• [DATASET ROWS]
"""

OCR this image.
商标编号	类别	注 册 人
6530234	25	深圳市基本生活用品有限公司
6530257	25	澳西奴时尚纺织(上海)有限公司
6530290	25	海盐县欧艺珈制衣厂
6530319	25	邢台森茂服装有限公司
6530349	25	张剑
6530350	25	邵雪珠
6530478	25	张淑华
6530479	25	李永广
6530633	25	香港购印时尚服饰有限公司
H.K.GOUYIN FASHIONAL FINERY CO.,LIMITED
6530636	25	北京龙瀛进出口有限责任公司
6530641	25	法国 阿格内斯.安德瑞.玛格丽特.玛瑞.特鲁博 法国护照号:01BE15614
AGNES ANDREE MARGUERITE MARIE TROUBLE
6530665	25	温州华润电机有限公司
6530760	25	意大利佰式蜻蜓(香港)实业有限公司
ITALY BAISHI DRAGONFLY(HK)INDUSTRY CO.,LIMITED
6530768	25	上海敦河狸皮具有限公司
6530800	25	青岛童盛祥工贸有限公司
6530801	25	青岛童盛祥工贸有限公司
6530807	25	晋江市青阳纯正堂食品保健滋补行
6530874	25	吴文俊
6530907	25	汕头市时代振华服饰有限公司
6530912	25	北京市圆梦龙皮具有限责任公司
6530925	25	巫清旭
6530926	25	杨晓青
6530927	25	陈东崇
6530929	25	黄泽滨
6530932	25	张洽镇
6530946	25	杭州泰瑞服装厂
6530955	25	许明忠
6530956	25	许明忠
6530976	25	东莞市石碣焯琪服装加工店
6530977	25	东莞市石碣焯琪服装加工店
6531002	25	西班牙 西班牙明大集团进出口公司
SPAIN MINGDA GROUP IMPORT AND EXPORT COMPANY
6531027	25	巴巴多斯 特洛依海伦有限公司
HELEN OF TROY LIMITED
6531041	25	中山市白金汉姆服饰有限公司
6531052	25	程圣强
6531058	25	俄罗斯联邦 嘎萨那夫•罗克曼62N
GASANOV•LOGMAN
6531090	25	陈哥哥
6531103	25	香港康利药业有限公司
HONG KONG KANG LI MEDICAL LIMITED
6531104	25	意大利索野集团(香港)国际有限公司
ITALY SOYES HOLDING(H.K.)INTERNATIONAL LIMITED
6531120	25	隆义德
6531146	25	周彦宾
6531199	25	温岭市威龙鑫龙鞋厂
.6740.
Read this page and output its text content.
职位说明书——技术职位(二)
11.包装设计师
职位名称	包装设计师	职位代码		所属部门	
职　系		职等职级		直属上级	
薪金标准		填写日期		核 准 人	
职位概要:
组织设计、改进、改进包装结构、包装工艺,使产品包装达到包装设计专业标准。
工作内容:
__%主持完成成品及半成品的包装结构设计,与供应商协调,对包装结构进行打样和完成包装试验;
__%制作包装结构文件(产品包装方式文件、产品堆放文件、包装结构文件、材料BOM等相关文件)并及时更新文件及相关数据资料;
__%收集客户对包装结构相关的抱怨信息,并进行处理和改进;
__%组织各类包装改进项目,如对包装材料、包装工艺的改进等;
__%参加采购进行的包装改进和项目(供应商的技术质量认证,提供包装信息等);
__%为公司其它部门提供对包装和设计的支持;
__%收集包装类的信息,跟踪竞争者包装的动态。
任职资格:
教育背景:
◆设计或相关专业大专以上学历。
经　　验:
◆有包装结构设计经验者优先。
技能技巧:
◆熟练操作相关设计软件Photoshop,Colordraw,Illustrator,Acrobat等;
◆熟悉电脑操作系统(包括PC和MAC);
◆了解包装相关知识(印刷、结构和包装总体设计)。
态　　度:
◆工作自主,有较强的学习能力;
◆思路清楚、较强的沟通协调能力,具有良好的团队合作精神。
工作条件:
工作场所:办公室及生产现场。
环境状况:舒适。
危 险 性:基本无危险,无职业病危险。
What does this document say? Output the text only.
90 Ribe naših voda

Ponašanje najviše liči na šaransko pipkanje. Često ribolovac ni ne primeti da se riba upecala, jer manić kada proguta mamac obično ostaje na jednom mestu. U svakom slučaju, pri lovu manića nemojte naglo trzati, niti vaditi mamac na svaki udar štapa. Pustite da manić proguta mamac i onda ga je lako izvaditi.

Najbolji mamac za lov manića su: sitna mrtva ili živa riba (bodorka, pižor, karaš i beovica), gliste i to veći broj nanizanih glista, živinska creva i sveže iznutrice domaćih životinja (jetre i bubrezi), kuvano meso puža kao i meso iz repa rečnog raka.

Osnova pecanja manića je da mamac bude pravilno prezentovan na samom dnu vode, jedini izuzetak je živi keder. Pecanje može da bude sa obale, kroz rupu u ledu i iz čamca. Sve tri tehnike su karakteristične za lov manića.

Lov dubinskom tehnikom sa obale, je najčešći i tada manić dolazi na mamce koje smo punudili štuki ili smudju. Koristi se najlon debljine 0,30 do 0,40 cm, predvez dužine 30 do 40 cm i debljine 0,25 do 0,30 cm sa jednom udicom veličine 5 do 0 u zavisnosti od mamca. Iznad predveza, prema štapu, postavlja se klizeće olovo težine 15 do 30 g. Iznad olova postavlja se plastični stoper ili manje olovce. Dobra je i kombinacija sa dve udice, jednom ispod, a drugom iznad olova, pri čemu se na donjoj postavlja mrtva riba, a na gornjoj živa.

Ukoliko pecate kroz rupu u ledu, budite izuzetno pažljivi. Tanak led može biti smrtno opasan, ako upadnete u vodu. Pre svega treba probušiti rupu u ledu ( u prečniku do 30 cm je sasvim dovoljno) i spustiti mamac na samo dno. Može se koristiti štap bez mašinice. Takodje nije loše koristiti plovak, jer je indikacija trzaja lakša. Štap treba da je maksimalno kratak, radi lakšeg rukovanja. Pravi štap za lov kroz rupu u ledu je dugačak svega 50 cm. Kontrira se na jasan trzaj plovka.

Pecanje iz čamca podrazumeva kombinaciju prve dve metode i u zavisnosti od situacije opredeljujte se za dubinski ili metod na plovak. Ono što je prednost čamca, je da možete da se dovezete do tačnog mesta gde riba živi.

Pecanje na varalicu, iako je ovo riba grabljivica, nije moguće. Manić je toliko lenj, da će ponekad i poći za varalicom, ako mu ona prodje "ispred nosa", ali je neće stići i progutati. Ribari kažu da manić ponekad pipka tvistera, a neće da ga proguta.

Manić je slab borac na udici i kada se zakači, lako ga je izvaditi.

"""

• [WHAT YOU NEED TO DO]
Gather each line of the listing that holds the string "zavisnosti".

• [RESPONSE BELOW]
Lov dubinskom tehnikom sa obale, je najčešći i tada manić dolazi na mamce koje smo punudili štuki ili smudju. Koristi se najlon debljine 0,30 do 0,40 cm, predvez dužine 30 do 40 cm i debljine 0,25 do 0,30 cm sa jednom udicom veličine 5 do 0 u zavisnosti od mamca. Iznad predveza, prema štapu, postavlja se klizeće olovo težine 15 do 30 g. Iznad olova postavlja se plastični stoper ili manje olovce. Dobra je i kombinacija sa dve udice, jednom ispod, a drugom iznad olova, pri čemu se na donjoj postavlja mrtva riba, a na gornjoj živa.
Pecanje iz čamca podrazumeva kombinaciju prve dve metode i u zavisnosti od situacije opredeljujte se za dubinski ili metod na plovak. Ono što je prednost čamca, je da možete da se dovezete do tačnog mesta gde riba živi.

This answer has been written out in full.